Output each line exactly as it appears, skipping any embedded picture.

[Figure data in JSON]
>>>

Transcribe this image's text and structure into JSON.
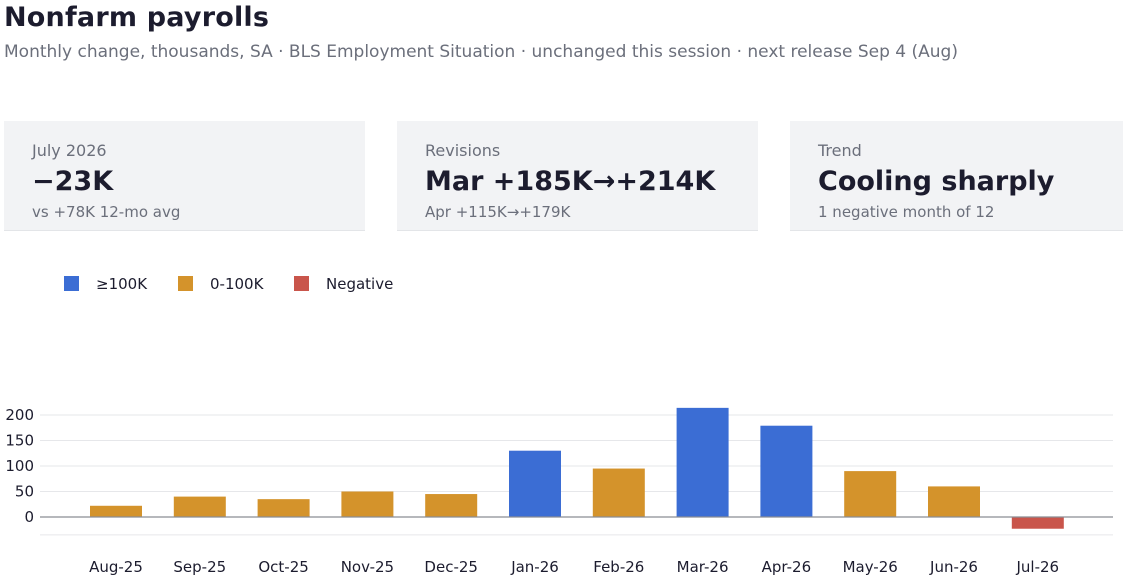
{
  "header": {
    "title": "Nonfarm payrolls",
    "subtitle": "Monthly change, thousands, SA · BLS Employment Situation · unchanged this session · next release Sep 4 (Aug)"
  },
  "cards": [
    {
      "label": "July 2026",
      "value": "−23K",
      "note": "vs +78K 12-mo avg"
    },
    {
      "label": "Revisions",
      "value": "Mar +185K→+214K",
      "note": "Apr +115K→+179K"
    },
    {
      "label": "Trend",
      "value": "Cooling sharply",
      "note": "1 negative month of 12"
    }
  ],
  "chart_data": {
    "type": "bar",
    "categories": [
      "Aug-25",
      "Sep-25",
      "Oct-25",
      "Nov-25",
      "Dec-25",
      "Jan-26",
      "Feb-26",
      "Mar-26",
      "Apr-26",
      "May-26",
      "Jun-26",
      "Jul-26"
    ],
    "values": [
      22,
      40,
      35,
      50,
      45,
      130,
      95,
      214,
      179,
      90,
      60,
      -23
    ],
    "ylim": [
      -35,
      220
    ],
    "yticks": [
      0,
      50,
      100,
      150,
      200
    ],
    "grid": true,
    "legend": {
      "placement": "top-left",
      "entries": [
        {
          "name": "≥100K",
          "color": "#3b6dd4"
        },
        {
          "name": "0-100K",
          "color": "#d4932b"
        },
        {
          "name": "Negative",
          "color": "#c9554b"
        }
      ]
    },
    "colors": {
      "high": "#3b6dd4",
      "mid": "#d4932b",
      "negative": "#c9554b"
    }
  }
}
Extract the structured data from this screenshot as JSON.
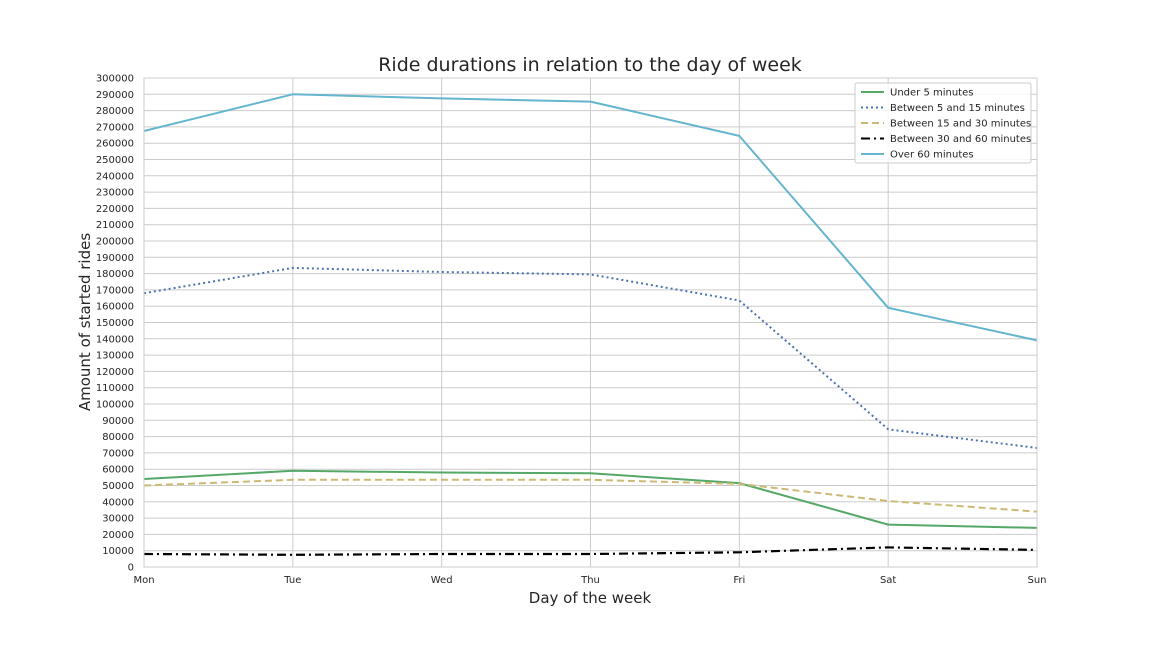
{
  "chart_data": {
    "type": "line",
    "title": "Ride durations in relation to the day of week",
    "xlabel": "Day of the week",
    "ylabel": "Amount of started rides",
    "categories": [
      "Mon",
      "Tue",
      "Wed",
      "Thu",
      "Fri",
      "Sat",
      "Sun"
    ],
    "ylim": [
      0,
      300000
    ],
    "ytick_step": 10000,
    "grid": true,
    "legend_position": "top-right",
    "series": [
      {
        "name": "Under 5 minutes",
        "color": "#55a868",
        "style": "solid",
        "values": [
          54000,
          59000,
          58000,
          57500,
          51500,
          26000,
          24000
        ]
      },
      {
        "name": "Between 5 and 15 minutes",
        "color": "#4c72b0",
        "style": "dotted",
        "values": [
          168000,
          183500,
          181000,
          179500,
          163500,
          84500,
          73000
        ]
      },
      {
        "name": "Between 15 and 30 minutes",
        "color": "#ccb974",
        "style": "dashed",
        "values": [
          50000,
          53500,
          53500,
          53500,
          51000,
          40500,
          34000
        ]
      },
      {
        "name": "Between 30 and 60 minutes",
        "color": "#000000",
        "style": "dashdot",
        "values": [
          8000,
          7500,
          8000,
          8000,
          9000,
          12000,
          10500
        ]
      },
      {
        "name": "Over 60 minutes",
        "color": "#64b5cd",
        "style": "solid",
        "values": [
          267500,
          290000,
          287500,
          285500,
          264500,
          159000,
          139000
        ]
      }
    ]
  }
}
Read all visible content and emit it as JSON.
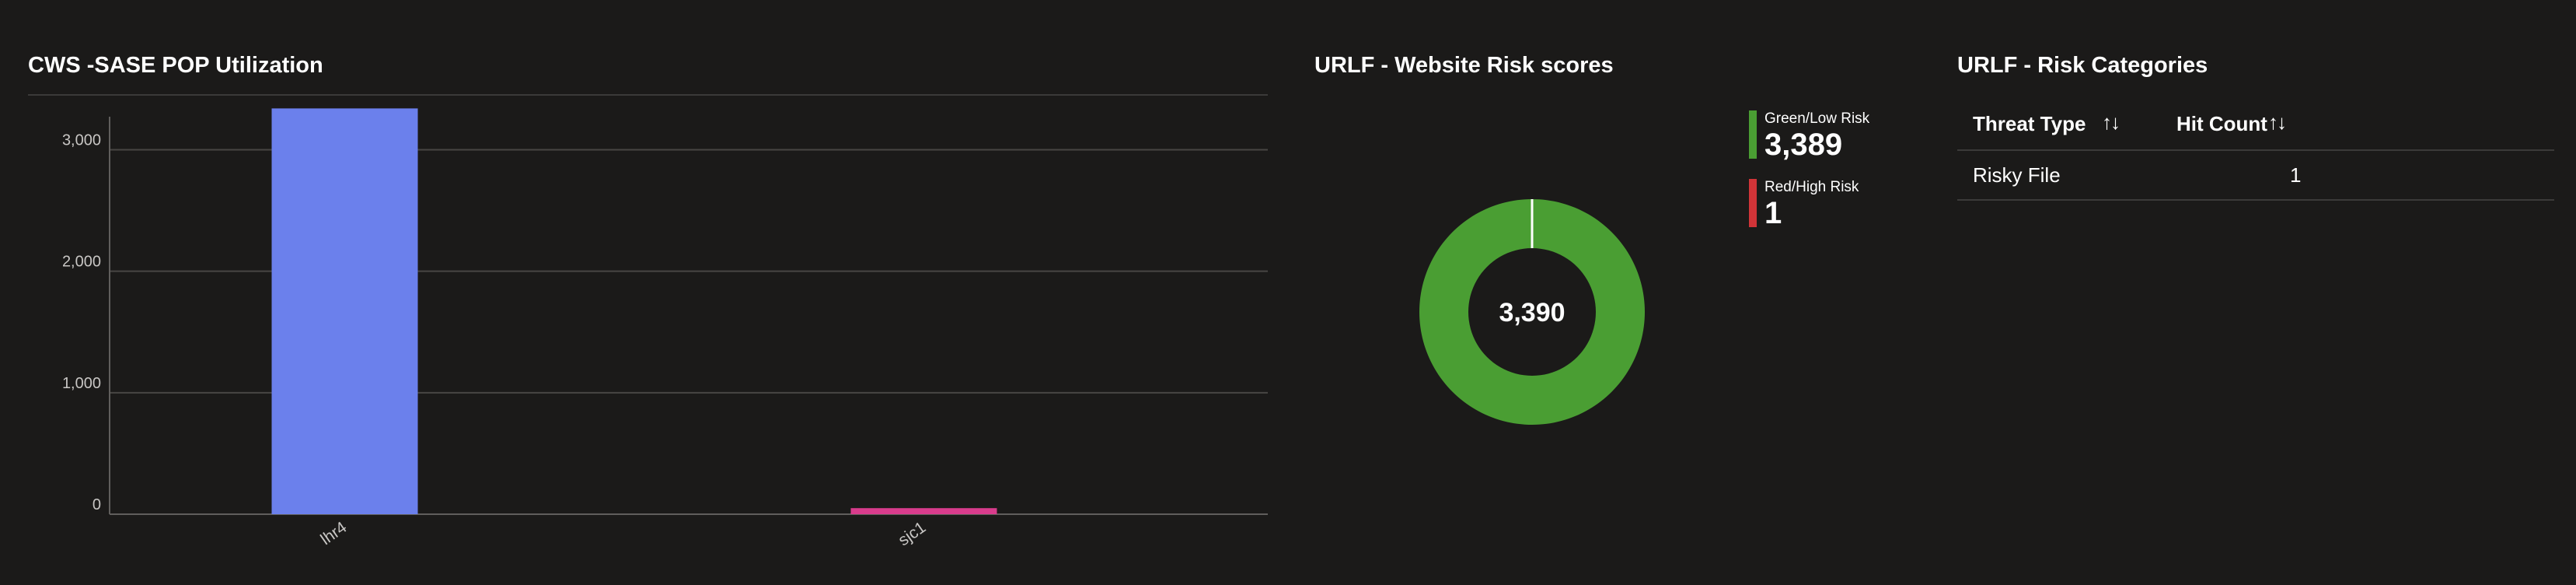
{
  "pop_utilization": {
    "title": "CWS -SASE POP Utilization",
    "chart_data": {
      "type": "bar",
      "title": "CWS -SASE POP Utilization",
      "categories": [
        "lhr4",
        "sjc1"
      ],
      "values": [
        3340,
        50
      ],
      "bar_colors": [
        "#6b80ec",
        "#d93c8c"
      ],
      "ylim": [
        0,
        3400
      ],
      "yticks": [
        0,
        1000,
        2000,
        3000
      ],
      "ytick_labels": [
        "0",
        "1,000",
        "2,000",
        "3,000"
      ],
      "grid": true
    }
  },
  "risk_scores": {
    "title": "URLF - Website Risk scores",
    "total_label": "3,390",
    "legend": [
      {
        "label": "Green/Low Risk",
        "value": "3,389",
        "color": "#4a9e33"
      },
      {
        "label": "Red/High Risk",
        "value": "1",
        "color": "#d13438"
      }
    ],
    "chart_data": {
      "type": "pie",
      "categories": [
        "Green/Low Risk",
        "Red/High Risk"
      ],
      "values": [
        3389,
        1
      ],
      "total": 3390,
      "colors": [
        "#4a9e33",
        "#d13438"
      ]
    }
  },
  "risk_categories": {
    "title": "URLF - Risk Categories",
    "columns": [
      {
        "label": "Threat Type",
        "sort_icon": "sort-arrows-icon"
      },
      {
        "label": "Hit Count",
        "sort_icon": "sort-arrows-icon"
      }
    ],
    "sort_glyph": "↑↓",
    "rows": [
      {
        "threat_type": "Risky File",
        "hit_count": "1"
      }
    ]
  }
}
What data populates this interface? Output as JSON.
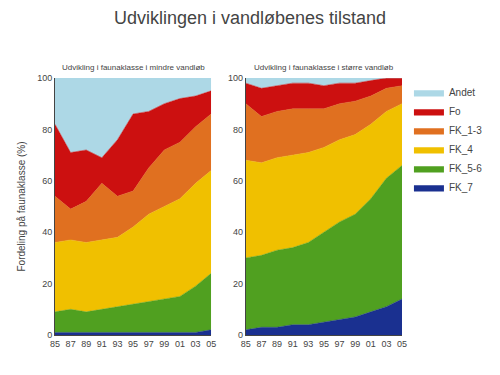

<<<

### SOLUTION
Transcribe this image's text and structure into JSON.
{
  "header": {
    "title": "Nonfarm payrolls",
    "subtitle": "Monthly change, thousands, SA · BLS Employment Situation · unchanged this session · next release Sep 4 (Aug)"
  },
  "cards": [
    {
      "label": "July 2026",
      "value": "−23K",
      "note": "vs +78K 12-mo avg"
    },
    {
      "label": "Revisions",
      "value": "Mar +185K→+214K",
      "note": "Apr +115K→+179K"
    },
    {
      "label": "Trend",
      "value": "Cooling sharply",
      "note": "1 negative month of 12"
    }
  ],
  "chart_data": {
    "type": "bar",
    "categories": [
      "Aug-25",
      "Sep-25",
      "Oct-25",
      "Nov-25",
      "Dec-25",
      "Jan-26",
      "Feb-26",
      "Mar-26",
      "Apr-26",
      "May-26",
      "Jun-26",
      "Jul-26"
    ],
    "values": [
      22,
      40,
      35,
      50,
      45,
      130,
      95,
      214,
      179,
      90,
      60,
      -23
    ],
    "ylim": [
      -35,
      220
    ],
    "yticks": [
      0,
      50,
      100,
      150,
      200
    ],
    "grid": true,
    "legend": {
      "placement": "top-left",
      "entries": [
        {
          "name": "≥100K",
          "color": "#3b6dd4"
        },
        {
          "name": "0-100K",
          "color": "#d4932b"
        },
        {
          "name": "Negative",
          "color": "#c9554b"
        }
      ]
    },
    "colors": {
      "high": "#3b6dd4",
      "mid": "#d4932b",
      "negative": "#c9554b"
    }
  }
}
Extract the structured data from this screenshot as JSON.
{
  "chart_data": {
    "type": "line",
    "title": "Ride durations in relation to the day of week",
    "xlabel": "Day of the week",
    "ylabel": "Amount of started rides",
    "categories": [
      "Mon",
      "Tue",
      "Wed",
      "Thu",
      "Fri",
      "Sat",
      "Sun"
    ],
    "ylim": [
      0,
      300000
    ],
    "ytick_step": 10000,
    "grid": true,
    "legend_position": "top-right",
    "series": [
      {
        "name": "Under 5 minutes",
        "color": "#55a868",
        "style": "solid",
        "values": [
          54000,
          59000,
          58000,
          57500,
          51500,
          26000,
          24000
        ]
      },
      {
        "name": "Between 5 and 15 minutes",
        "color": "#4c72b0",
        "style": "dotted",
        "values": [
          168000,
          183500,
          181000,
          179500,
          163500,
          84500,
          73000
        ]
      },
      {
        "name": "Between 15 and 30 minutes",
        "color": "#ccb974",
        "style": "dashed",
        "values": [
          50000,
          53500,
          53500,
          53500,
          51000,
          40500,
          34000
        ]
      },
      {
        "name": "Between 30 and 60 minutes",
        "color": "#000000",
        "style": "dashdot",
        "values": [
          8000,
          7500,
          8000,
          8000,
          9000,
          12000,
          10500
        ]
      },
      {
        "name": "Over 60 minutes",
        "color": "#64b5cd",
        "style": "solid",
        "values": [
          267500,
          290000,
          287500,
          285500,
          264500,
          159000,
          139000
        ]
      }
    ]
  }
}
Read all visible content and emit it as JSON.
{
  "pop_utilization": {
    "title": "CWS -SASE POP Utilization",
    "chart_data": {
      "type": "bar",
      "title": "CWS -SASE POP Utilization",
      "categories": [
        "lhr4",
        "sjc1"
      ],
      "values": [
        3340,
        50
      ],
      "bar_colors": [
        "#6b80ec",
        "#d93c8c"
      ],
      "ylim": [
        0,
        3400
      ],
      "yticks": [
        0,
        1000,
        2000,
        3000
      ],
      "ytick_labels": [
        "0",
        "1,000",
        "2,000",
        "3,000"
      ],
      "grid": true
    }
  },
  "risk_scores": {
    "title": "URLF - Website Risk scores",
    "total_label": "3,390",
    "legend": [
      {
        "label": "Green/Low Risk",
        "value": "3,389",
        "color": "#4a9e33"
      },
      {
        "label": "Red/High Risk",
        "value": "1",
        "color": "#d13438"
      }
    ],
    "chart_data": {
      "type": "pie",
      "categories": [
        "Green/Low Risk",
        "Red/High Risk"
      ],
      "values": [
        3389,
        1
      ],
      "total": 3390,
      "colors": [
        "#4a9e33",
        "#d13438"
      ]
    }
  },
  "risk_categories": {
    "title": "URLF - Risk Categories",
    "columns": [
      {
        "label": "Threat Type",
        "sort_icon": "sort-arrows-icon"
      },
      {
        "label": "Hit Count",
        "sort_icon": "sort-arrows-icon"
      }
    ],
    "sort_glyph": "↑↓",
    "rows": [
      {
        "threat_type": "Risky File",
        "hit_count": "1"
      }
    ]
  }
}
What data populates this interface? Output as JSON.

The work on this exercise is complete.